**INPUT**
# # # #

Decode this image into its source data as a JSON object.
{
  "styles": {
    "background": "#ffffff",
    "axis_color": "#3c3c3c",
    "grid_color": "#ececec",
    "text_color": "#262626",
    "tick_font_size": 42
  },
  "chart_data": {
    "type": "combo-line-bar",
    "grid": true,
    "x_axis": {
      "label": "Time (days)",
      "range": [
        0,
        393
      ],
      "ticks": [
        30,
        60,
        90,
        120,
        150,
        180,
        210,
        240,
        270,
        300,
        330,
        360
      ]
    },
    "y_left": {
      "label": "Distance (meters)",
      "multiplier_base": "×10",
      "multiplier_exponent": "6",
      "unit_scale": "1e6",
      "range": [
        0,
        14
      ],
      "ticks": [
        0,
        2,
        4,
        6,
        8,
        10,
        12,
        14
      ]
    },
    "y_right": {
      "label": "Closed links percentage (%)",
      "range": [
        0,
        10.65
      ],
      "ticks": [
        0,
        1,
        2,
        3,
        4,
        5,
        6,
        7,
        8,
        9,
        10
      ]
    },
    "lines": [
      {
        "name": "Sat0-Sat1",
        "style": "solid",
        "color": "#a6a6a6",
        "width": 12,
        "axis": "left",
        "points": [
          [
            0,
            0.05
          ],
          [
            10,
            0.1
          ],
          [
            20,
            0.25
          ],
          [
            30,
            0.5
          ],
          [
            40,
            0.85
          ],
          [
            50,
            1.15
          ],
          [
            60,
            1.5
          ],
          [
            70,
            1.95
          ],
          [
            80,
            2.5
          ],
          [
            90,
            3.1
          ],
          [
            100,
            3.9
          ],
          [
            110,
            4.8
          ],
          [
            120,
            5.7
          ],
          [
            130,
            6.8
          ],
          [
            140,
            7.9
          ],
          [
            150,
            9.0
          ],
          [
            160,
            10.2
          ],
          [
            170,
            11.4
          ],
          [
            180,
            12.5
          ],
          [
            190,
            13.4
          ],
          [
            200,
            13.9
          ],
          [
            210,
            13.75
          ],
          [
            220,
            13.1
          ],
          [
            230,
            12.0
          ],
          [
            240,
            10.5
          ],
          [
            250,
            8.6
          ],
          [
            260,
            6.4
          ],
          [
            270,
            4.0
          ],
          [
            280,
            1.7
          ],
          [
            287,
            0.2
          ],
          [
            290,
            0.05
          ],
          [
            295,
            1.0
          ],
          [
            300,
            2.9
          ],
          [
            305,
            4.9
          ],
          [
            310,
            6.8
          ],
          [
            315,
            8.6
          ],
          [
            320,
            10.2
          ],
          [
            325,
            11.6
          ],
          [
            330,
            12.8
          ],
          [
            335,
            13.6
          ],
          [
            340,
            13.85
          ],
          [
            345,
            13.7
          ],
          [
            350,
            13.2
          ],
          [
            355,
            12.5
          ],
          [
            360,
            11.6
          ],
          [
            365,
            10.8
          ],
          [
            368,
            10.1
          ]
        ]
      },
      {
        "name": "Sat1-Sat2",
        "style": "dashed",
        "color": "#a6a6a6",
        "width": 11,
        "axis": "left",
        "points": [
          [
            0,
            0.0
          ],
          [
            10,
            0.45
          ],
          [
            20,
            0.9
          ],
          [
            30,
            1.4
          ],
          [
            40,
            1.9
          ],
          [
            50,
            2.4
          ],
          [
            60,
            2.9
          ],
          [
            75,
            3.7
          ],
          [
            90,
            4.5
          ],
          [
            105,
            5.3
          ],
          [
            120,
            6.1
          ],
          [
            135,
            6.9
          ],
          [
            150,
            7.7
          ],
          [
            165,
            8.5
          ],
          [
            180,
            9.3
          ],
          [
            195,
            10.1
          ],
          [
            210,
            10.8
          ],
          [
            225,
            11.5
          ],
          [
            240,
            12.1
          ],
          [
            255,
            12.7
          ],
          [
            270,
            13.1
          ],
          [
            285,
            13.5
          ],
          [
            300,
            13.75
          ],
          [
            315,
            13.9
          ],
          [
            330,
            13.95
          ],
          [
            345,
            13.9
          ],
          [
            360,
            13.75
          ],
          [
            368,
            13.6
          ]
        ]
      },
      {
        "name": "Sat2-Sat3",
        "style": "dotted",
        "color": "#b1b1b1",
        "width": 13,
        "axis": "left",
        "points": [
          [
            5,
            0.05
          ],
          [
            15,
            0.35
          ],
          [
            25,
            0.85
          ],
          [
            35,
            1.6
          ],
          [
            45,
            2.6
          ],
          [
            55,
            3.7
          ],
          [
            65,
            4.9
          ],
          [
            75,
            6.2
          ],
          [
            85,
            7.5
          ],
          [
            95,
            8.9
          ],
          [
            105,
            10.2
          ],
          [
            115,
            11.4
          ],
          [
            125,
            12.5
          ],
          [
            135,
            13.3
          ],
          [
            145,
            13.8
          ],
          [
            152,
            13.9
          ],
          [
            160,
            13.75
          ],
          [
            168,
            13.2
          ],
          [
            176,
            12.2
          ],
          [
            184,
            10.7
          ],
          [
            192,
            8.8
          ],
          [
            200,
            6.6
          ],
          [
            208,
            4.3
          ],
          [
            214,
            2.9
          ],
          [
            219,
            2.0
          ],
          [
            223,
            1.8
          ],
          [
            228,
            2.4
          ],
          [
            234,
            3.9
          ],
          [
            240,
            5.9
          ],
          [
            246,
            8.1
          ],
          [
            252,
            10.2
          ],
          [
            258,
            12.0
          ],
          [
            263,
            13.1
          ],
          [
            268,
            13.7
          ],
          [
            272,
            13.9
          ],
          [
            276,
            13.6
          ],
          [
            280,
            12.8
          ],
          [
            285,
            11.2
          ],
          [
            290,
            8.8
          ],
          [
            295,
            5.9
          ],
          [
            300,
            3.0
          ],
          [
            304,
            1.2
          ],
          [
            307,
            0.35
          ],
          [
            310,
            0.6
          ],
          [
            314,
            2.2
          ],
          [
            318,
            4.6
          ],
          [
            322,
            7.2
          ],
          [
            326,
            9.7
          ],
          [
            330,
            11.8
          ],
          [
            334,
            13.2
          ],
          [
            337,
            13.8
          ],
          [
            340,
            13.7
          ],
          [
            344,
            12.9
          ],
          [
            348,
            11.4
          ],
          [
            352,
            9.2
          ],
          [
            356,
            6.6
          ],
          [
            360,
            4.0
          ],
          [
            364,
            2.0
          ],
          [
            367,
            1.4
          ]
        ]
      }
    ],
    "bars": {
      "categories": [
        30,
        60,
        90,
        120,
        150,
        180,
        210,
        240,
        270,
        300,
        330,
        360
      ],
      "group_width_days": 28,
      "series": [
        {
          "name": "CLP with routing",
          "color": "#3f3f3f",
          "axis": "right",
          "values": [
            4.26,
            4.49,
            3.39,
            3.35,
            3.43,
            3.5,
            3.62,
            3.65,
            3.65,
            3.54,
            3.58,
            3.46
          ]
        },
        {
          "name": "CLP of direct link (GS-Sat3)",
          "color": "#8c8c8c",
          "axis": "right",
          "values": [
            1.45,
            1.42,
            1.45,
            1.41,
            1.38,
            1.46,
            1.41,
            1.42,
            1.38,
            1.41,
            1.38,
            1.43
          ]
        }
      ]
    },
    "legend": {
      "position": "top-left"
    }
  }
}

# # # #

**WRITTEN INSTRUCTION**
Output an exact copy of each record.

**WRITTEN SOLUTION**
Decode this image into its source data as a JSON object.
{
  "styles": {
    "background": "#ffffff",
    "axis_color": "#3c3c3c",
    "grid_color": "#ececec",
    "text_color": "#262626",
    "tick_font_size": 42
  },
  "chart_data": {
    "type": "combo-line-bar",
    "grid": true,
    "x_axis": {
      "label": "Time (days)",
      "range": [
        0,
        393
      ],
      "ticks": [
        30,
        60,
        90,
        120,
        150,
        180,
        210,
        240,
        270,
        300,
        330,
        360
      ]
    },
    "y_left": {
      "label": "Distance (meters)",
      "multiplier_base": "×10",
      "multiplier_exponent": "6",
      "unit_scale": "1e6",
      "range": [
        0,
        14
      ],
      "ticks": [
        0,
        2,
        4,
        6,
        8,
        10,
        12,
        14
      ]
    },
    "y_right": {
      "label": "Closed links percentage (%)",
      "range": [
        0,
        10.65
      ],
      "ticks": [
        0,
        1,
        2,
        3,
        4,
        5,
        6,
        7,
        8,
        9,
        10
      ]
    },
    "lines": [
      {
        "name": "Sat0-Sat1",
        "style": "solid",
        "color": "#a6a6a6",
        "width": 12,
        "axis": "left",
        "points": [
          [
            0,
            0.05
          ],
          [
            10,
            0.1
          ],
          [
            20,
            0.25
          ],
          [
            30,
            0.5
          ],
          [
            40,
            0.85
          ],
          [
            50,
            1.15
          ],
          [
            60,
            1.5
          ],
          [
            70,
            1.95
          ],
          [
            80,
            2.5
          ],
          [
            90,
            3.1
          ],
          [
            100,
            3.9
          ],
          [
            110,
            4.8
          ],
          [
            120,
            5.7
          ],
          [
            130,
            6.8
          ],
          [
            140,
            7.9
          ],
          [
            150,
            9.0
          ],
          [
            160,
            10.2
          ],
          [
            170,
            11.4
          ],
          [
            180,
            12.5
          ],
          [
            190,
            13.4
          ],
          [
            200,
            13.9
          ],
          [
            210,
            13.75
          ],
          [
            220,
            13.1
          ],
          [
            230,
            12.0
          ],
          [
            240,
            10.5
          ],
          [
            250,
            8.6
          ],
          [
            260,
            6.4
          ],
          [
            270,
            4.0
          ],
          [
            280,
            1.7
          ],
          [
            287,
            0.2
          ],
          [
            290,
            0.05
          ],
          [
            295,
            1.0
          ],
          [
            300,
            2.9
          ],
          [
            305,
            4.9
          ],
          [
            310,
            6.8
          ],
          [
            315,
            8.6
          ],
          [
            320,
            10.2
          ],
          [
            325,
            11.6
          ],
          [
            330,
            12.8
          ],
          [
            335,
            13.6
          ],
          [
            340,
            13.85
          ],
          [
            345,
            13.7
          ],
          [
            350,
            13.2
          ],
          [
            355,
            12.5
          ],
          [
            360,
            11.6
          ],
          [
            365,
            10.8
          ],
          [
            368,
            10.1
          ]
        ]
      },
      {
        "name": "Sat1-Sat2",
        "style": "dashed",
        "color": "#a6a6a6",
        "width": 11,
        "axis": "left",
        "points": [
          [
            0,
            0.0
          ],
          [
            10,
            0.45
          ],
          [
            20,
            0.9
          ],
          [
            30,
            1.4
          ],
          [
            40,
            1.9
          ],
          [
            50,
            2.4
          ],
          [
            60,
            2.9
          ],
          [
            75,
            3.7
          ],
          [
            90,
            4.5
          ],
          [
            105,
            5.3
          ],
          [
            120,
            6.1
          ],
          [
            135,
            6.9
          ],
          [
            150,
            7.7
          ],
          [
            165,
            8.5
          ],
          [
            180,
            9.3
          ],
          [
            195,
            10.1
          ],
          [
            210,
            10.8
          ],
          [
            225,
            11.5
          ],
          [
            240,
            12.1
          ],
          [
            255,
            12.7
          ],
          [
            270,
            13.1
          ],
          [
            285,
            13.5
          ],
          [
            300,
            13.75
          ],
          [
            315,
            13.9
          ],
          [
            330,
            13.95
          ],
          [
            345,
            13.9
          ],
          [
            360,
            13.75
          ],
          [
            368,
            13.6
          ]
        ]
      },
      {
        "name": "Sat2-Sat3",
        "style": "dotted",
        "color": "#b1b1b1",
        "width": 13,
        "axis": "left",
        "points": [
          [
            5,
            0.05
          ],
          [
            15,
            0.35
          ],
          [
            25,
            0.85
          ],
          [
            35,
            1.6
          ],
          [
            45,
            2.6
          ],
          [
            55,
            3.7
          ],
          [
            65,
            4.9
          ],
          [
            75,
            6.2
          ],
          [
            85,
            7.5
          ],
          [
            95,
            8.9
          ],
          [
            105,
            10.2
          ],
          [
            115,
            11.4
          ],
          [
            125,
            12.5
          ],
          [
            135,
            13.3
          ],
          [
            145,
            13.8
          ],
          [
            152,
            13.9
          ],
          [
            160,
            13.75
          ],
          [
            168,
            13.2
          ],
          [
            176,
            12.2
          ],
          [
            184,
            10.7
          ],
          [
            192,
            8.8
          ],
          [
            200,
            6.6
          ],
          [
            208,
            4.3
          ],
          [
            214,
            2.9
          ],
          [
            219,
            2.0
          ],
          [
            223,
            1.8
          ],
          [
            228,
            2.4
          ],
          [
            234,
            3.9
          ],
          [
            240,
            5.9
          ],
          [
            246,
            8.1
          ],
          [
            252,
            10.2
          ],
          [
            258,
            12.0
          ],
          [
            263,
            13.1
          ],
          [
            268,
            13.7
          ],
          [
            272,
            13.9
          ],
          [
            276,
            13.6
          ],
          [
            280,
            12.8
          ],
          [
            285,
            11.2
          ],
          [
            290,
            8.8
          ],
          [
            295,
            5.9
          ],
          [
            300,
            3.0
          ],
          [
            304,
            1.2
          ],
          [
            307,
            0.35
          ],
          [
            310,
            0.6
          ],
          [
            314,
            2.2
          ],
          [
            318,
            4.6
          ],
          [
            322,
            7.2
          ],
          [
            326,
            9.7
          ],
          [
            330,
            11.8
          ],
          [
            334,
            13.2
          ],
          [
            337,
            13.8
          ],
          [
            340,
            13.7
          ],
          [
            344,
            12.9
          ],
          [
            348,
            11.4
          ],
          [
            352,
            9.2
          ],
          [
            356,
            6.6
          ],
          [
            360,
            4.0
          ],
          [
            364,
            2.0
          ],
          [
            367,
            1.4
          ]
        ]
      }
    ],
    "bars": {
      "categories": [
        30,
        60,
        90,
        120,
        150,
        180,
        210,
        240,
        270,
        300,
        330,
        360
      ],
      "group_width_days": 28,
      "series": [
        {
          "name": "CLP with routing",
          "color": "#3f3f3f",
          "axis": "right",
          "values": [
            4.26,
            4.49,
            3.39,
            3.35,
            3.43,
            3.5,
            3.62,
            3.65,
            3.65,
            3.54,
            3.58,
            3.46
          ]
        },
        {
          "name": "CLP of direct link (GS-Sat3)",
          "color": "#8c8c8c",
          "axis": "right",
          "values": [
            1.45,
            1.42,
            1.45,
            1.41,
            1.38,
            1.46,
            1.41,
            1.42,
            1.38,
            1.41,
            1.38,
            1.43
          ]
        }
      ]
    },
    "legend": {
      "position": "top-left"
    }
  }
}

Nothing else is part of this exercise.